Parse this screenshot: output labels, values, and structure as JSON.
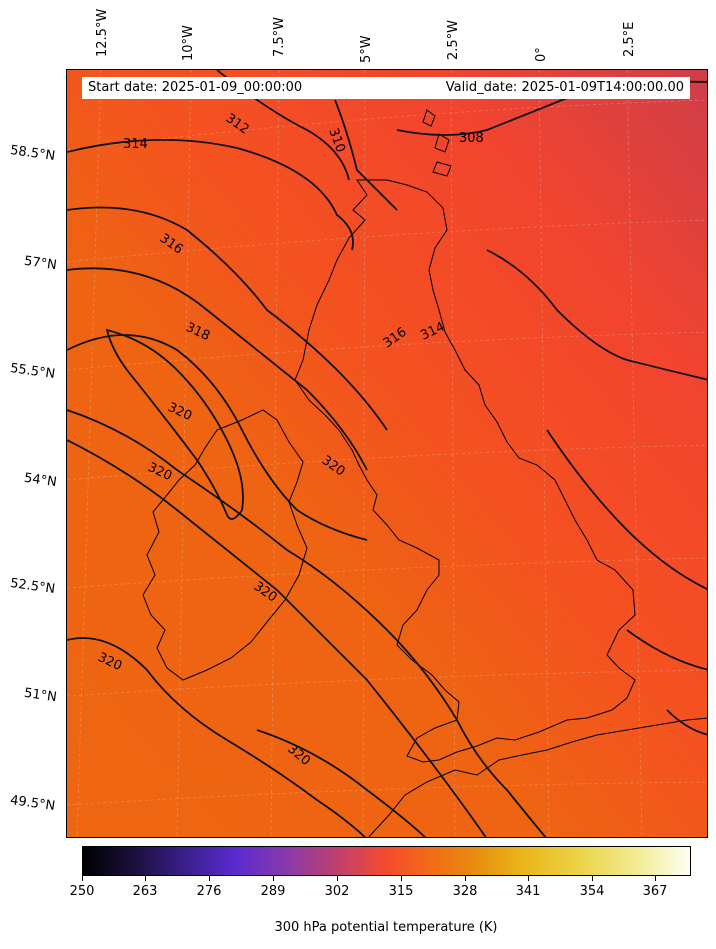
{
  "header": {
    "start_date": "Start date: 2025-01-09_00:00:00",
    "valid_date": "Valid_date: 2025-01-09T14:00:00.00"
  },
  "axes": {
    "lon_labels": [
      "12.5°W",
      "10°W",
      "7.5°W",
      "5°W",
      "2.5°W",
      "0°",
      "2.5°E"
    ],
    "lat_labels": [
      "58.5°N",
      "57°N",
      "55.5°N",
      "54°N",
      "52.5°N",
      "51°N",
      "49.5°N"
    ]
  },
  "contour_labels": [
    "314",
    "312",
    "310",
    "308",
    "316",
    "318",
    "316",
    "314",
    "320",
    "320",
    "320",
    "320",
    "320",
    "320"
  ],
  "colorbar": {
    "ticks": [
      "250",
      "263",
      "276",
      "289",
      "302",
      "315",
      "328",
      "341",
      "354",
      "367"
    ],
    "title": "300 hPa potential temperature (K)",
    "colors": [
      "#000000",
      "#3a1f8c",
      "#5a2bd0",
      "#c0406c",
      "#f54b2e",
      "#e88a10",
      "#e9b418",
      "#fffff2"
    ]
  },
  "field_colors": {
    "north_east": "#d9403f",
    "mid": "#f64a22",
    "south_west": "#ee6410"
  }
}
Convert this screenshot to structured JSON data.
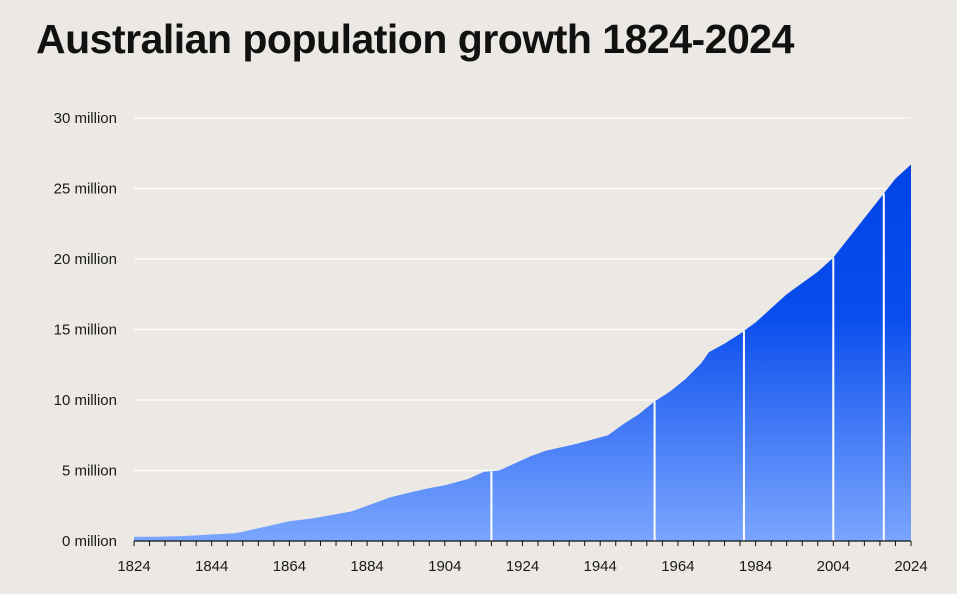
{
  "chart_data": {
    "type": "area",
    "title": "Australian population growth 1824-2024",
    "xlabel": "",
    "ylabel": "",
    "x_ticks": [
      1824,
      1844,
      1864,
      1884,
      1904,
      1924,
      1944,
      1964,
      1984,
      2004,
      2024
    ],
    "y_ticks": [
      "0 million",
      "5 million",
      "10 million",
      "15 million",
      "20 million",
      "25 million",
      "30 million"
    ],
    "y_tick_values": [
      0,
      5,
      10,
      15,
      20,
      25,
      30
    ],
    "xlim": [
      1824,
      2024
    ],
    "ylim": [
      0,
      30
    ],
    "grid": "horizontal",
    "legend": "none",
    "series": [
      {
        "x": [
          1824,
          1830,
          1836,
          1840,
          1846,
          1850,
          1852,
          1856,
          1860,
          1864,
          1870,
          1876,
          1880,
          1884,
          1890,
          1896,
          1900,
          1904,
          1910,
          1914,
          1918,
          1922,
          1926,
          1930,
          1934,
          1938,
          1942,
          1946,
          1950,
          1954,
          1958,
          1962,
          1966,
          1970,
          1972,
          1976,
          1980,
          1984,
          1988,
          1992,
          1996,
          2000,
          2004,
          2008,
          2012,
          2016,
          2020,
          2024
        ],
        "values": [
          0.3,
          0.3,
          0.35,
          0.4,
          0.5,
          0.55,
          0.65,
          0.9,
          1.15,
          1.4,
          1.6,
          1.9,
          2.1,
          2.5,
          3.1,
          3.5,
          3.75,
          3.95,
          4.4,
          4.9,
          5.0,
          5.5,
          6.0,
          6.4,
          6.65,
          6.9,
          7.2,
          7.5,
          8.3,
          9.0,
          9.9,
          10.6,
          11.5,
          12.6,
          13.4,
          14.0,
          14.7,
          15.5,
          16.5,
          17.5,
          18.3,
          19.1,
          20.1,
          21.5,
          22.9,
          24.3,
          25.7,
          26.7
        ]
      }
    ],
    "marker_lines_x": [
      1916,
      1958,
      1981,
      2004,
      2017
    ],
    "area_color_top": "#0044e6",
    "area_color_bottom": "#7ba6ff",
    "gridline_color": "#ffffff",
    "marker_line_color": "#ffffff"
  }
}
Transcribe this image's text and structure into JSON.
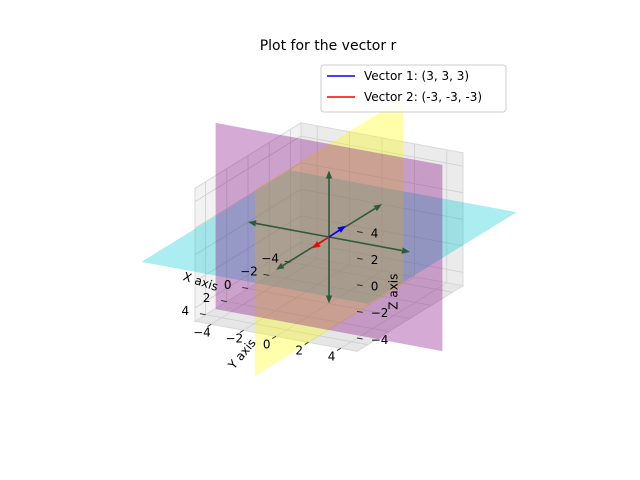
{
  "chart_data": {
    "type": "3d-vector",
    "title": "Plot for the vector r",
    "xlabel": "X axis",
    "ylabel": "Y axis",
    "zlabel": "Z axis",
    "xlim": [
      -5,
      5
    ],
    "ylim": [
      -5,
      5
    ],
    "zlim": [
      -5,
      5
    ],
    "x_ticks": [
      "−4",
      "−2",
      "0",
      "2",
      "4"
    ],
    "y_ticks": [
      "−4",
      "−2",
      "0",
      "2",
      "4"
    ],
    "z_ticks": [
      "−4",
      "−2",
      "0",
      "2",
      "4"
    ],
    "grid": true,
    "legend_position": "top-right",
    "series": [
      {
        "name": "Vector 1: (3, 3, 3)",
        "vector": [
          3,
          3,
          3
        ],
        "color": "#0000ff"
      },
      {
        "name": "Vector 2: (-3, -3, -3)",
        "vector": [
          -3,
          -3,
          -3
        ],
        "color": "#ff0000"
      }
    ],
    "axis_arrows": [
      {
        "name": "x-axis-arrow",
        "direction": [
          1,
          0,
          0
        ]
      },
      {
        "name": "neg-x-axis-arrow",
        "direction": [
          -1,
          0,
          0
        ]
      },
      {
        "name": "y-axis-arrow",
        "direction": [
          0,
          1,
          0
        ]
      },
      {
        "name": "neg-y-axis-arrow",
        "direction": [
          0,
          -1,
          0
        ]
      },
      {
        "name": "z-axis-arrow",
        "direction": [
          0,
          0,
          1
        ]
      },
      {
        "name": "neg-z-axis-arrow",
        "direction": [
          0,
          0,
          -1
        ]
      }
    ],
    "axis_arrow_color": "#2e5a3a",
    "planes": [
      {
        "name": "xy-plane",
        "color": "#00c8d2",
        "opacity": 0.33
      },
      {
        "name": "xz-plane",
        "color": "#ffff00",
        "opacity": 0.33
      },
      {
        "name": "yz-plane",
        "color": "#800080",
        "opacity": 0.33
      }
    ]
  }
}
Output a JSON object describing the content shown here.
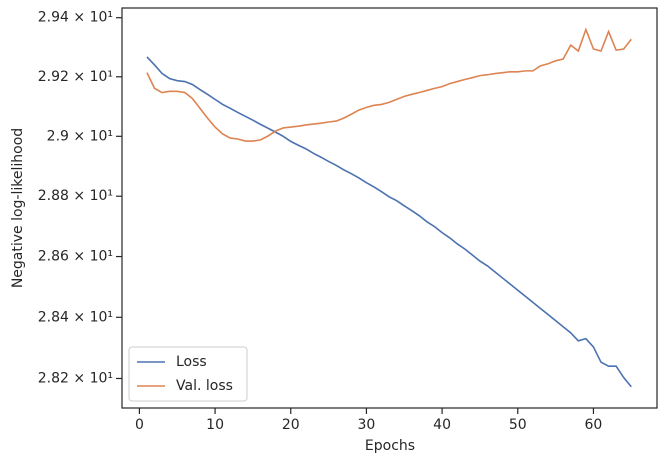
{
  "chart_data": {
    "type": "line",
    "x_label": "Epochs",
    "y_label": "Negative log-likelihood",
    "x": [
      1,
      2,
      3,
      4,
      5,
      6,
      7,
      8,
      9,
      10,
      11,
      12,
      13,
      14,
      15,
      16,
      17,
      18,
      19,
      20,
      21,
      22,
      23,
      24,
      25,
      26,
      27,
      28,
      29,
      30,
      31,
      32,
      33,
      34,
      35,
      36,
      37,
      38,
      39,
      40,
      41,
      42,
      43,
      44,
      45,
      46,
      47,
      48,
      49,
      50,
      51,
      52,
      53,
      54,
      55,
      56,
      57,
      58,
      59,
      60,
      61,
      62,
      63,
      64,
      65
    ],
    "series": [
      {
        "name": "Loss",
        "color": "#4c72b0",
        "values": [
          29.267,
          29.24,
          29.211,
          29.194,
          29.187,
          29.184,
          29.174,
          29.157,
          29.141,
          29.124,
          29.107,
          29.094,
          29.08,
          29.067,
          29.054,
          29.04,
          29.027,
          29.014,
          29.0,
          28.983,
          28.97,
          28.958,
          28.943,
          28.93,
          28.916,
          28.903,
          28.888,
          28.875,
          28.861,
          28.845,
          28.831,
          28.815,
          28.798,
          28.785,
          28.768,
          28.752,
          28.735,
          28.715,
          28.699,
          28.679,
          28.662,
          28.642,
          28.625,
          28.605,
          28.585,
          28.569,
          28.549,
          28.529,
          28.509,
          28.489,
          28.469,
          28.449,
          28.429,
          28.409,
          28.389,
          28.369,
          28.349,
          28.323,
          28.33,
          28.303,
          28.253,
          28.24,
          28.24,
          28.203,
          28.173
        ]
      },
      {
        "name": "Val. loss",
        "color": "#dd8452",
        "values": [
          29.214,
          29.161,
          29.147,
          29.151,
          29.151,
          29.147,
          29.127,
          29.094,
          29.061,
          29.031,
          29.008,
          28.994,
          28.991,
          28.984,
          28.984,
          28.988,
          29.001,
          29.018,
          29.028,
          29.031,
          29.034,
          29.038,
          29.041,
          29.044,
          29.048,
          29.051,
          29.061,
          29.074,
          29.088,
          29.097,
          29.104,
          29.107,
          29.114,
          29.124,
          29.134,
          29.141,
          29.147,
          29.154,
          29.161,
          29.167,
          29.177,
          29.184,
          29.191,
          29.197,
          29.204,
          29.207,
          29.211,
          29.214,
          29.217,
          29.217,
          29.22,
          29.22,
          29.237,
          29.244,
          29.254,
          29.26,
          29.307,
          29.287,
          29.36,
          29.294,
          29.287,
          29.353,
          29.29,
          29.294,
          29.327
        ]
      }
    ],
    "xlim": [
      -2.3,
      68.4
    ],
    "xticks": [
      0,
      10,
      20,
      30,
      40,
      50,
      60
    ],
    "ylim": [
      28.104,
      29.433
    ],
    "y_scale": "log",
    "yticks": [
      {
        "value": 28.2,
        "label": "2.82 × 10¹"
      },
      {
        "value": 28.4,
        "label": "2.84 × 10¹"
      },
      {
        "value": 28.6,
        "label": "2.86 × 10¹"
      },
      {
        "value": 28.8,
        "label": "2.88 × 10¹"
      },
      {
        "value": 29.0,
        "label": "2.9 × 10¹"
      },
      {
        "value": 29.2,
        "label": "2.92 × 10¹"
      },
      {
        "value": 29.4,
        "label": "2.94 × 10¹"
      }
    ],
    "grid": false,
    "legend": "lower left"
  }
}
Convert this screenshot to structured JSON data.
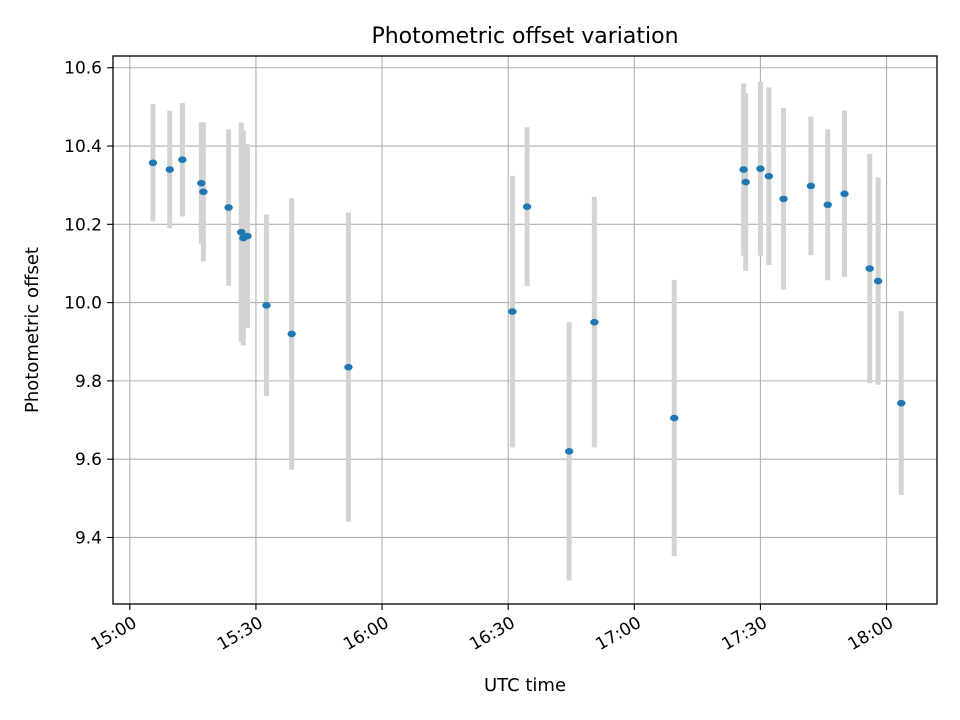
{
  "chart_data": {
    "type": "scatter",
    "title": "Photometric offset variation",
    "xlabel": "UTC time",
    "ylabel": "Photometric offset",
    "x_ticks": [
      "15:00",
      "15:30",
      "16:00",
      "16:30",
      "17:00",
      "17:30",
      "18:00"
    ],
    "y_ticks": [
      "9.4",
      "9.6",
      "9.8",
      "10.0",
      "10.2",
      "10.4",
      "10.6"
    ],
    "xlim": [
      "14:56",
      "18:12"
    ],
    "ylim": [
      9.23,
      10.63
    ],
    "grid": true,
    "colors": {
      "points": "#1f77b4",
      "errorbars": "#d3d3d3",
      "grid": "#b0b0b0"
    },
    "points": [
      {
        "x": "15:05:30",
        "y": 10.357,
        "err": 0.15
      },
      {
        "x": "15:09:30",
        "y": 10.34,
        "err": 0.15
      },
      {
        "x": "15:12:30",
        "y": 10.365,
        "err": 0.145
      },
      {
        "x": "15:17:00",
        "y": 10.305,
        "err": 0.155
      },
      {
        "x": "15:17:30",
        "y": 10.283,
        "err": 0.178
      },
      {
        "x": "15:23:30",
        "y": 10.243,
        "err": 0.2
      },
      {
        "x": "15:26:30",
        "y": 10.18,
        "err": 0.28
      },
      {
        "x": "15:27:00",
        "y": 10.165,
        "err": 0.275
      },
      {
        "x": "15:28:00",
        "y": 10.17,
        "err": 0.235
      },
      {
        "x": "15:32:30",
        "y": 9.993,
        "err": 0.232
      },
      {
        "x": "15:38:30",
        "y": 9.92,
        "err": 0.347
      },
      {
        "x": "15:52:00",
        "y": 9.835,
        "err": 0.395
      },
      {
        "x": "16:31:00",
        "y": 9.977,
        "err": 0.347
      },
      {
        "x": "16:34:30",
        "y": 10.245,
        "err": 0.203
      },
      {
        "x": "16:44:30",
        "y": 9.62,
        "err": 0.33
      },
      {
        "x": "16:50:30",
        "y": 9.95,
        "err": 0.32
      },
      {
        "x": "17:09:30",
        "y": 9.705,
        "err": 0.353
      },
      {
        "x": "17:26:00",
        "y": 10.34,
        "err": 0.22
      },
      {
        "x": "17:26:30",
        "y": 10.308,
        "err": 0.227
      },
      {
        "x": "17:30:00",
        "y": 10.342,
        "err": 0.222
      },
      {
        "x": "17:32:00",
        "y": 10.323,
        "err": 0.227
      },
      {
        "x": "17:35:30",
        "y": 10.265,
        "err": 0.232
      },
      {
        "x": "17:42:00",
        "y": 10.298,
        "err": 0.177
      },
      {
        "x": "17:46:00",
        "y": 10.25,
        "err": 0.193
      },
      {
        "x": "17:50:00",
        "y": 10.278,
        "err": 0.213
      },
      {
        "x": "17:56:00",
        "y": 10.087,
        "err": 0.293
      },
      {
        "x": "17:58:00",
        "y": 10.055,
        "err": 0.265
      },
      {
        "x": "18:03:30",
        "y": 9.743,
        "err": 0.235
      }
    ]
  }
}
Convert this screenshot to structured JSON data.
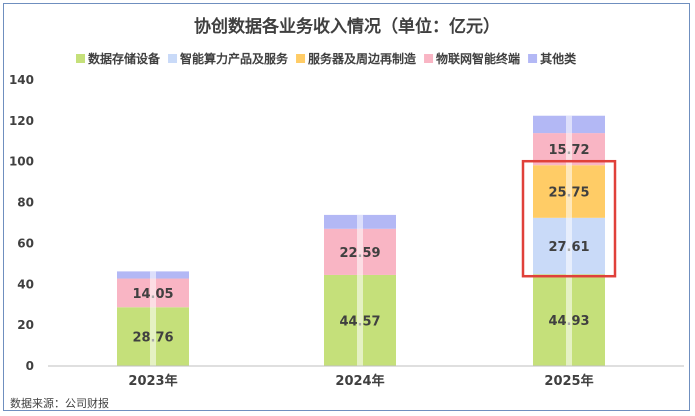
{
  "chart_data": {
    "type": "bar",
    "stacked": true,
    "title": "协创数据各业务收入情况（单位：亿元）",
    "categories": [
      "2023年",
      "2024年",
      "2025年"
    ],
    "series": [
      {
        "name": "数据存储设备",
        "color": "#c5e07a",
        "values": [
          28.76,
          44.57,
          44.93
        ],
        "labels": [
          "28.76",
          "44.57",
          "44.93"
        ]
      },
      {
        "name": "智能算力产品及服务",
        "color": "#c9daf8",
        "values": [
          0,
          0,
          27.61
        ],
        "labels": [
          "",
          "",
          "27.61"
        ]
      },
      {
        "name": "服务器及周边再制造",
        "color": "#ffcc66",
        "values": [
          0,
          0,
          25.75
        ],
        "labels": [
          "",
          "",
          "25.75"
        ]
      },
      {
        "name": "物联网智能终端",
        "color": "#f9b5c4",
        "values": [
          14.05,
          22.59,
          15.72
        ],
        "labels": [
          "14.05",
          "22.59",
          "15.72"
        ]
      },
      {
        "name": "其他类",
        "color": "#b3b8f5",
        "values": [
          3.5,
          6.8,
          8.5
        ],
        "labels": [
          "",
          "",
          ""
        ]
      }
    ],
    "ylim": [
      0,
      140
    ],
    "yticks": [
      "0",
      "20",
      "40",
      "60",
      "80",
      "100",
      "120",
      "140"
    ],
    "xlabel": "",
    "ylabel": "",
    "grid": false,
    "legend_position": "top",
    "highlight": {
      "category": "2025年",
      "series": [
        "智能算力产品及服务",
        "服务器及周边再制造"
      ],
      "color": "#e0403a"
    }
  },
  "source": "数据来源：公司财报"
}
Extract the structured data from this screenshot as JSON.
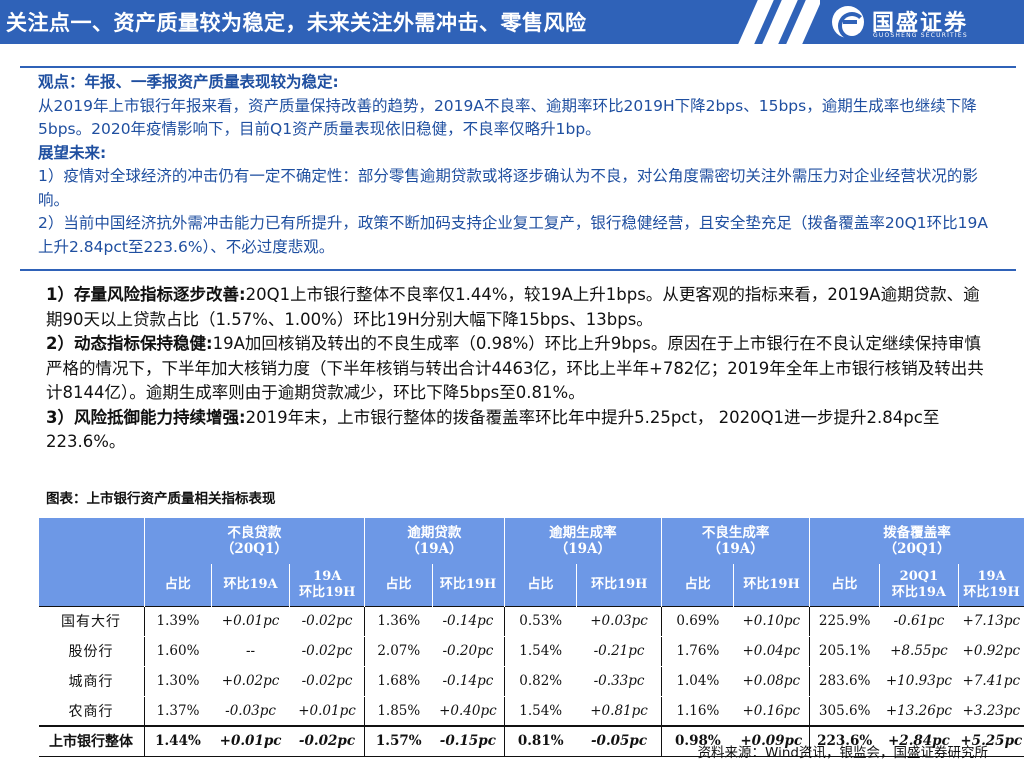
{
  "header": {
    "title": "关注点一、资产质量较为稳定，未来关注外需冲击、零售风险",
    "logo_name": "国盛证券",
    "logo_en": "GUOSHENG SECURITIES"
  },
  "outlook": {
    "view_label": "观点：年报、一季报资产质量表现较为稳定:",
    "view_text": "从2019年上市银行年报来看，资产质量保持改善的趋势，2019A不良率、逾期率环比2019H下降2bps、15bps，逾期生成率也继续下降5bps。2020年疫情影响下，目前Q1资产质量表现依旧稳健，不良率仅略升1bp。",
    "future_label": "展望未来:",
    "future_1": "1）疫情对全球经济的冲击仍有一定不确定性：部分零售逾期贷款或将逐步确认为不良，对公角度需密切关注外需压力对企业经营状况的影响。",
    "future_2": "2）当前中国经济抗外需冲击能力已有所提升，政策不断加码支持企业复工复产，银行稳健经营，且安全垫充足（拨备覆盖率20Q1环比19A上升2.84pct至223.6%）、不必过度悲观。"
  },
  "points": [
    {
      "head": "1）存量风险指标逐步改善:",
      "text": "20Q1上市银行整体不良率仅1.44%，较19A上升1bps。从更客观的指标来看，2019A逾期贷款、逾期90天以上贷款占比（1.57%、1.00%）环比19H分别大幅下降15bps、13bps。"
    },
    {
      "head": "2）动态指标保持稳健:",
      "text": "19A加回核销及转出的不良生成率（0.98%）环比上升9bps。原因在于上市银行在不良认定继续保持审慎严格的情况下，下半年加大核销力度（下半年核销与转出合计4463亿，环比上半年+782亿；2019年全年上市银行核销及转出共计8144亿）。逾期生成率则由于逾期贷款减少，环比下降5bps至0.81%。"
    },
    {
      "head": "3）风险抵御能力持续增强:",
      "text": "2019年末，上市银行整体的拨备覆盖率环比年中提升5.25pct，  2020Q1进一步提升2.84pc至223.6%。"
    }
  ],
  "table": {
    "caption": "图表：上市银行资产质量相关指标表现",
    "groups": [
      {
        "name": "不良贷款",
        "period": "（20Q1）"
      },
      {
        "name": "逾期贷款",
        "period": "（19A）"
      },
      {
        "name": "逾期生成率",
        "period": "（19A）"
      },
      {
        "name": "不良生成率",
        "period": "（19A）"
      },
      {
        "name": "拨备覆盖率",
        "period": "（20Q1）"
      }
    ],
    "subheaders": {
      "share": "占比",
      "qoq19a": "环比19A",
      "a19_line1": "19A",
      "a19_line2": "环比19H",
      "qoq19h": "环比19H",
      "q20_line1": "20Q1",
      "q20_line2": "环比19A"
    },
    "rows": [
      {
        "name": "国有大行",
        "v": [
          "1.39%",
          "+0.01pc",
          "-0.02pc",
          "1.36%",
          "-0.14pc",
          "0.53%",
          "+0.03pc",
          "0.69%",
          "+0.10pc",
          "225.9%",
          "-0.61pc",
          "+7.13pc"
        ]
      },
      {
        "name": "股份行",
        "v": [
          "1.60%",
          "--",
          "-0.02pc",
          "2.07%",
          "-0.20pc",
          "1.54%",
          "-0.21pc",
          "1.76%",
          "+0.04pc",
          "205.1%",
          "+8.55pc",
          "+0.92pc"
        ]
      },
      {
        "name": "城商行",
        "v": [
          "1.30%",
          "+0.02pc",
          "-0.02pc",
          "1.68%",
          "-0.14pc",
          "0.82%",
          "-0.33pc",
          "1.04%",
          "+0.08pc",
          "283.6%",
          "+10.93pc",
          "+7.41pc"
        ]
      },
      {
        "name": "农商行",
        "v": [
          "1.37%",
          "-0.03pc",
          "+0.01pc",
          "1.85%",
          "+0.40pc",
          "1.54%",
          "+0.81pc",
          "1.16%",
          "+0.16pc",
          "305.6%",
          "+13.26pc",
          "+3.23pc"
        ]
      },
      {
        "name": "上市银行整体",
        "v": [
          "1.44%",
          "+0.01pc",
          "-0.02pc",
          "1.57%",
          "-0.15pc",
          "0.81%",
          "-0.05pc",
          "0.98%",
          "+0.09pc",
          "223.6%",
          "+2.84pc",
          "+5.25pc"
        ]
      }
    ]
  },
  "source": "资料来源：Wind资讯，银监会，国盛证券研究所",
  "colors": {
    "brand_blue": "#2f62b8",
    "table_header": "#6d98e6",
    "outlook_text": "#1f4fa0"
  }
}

###

**Exercise directions:**
Go through the preceding material and copy each line that has the word "ylabel".

**Exercise answer:**
    "ylabel": "",
    "ylabel": "Y axis",
    "ylabel": "Photometric offset",
    "ylabel": "",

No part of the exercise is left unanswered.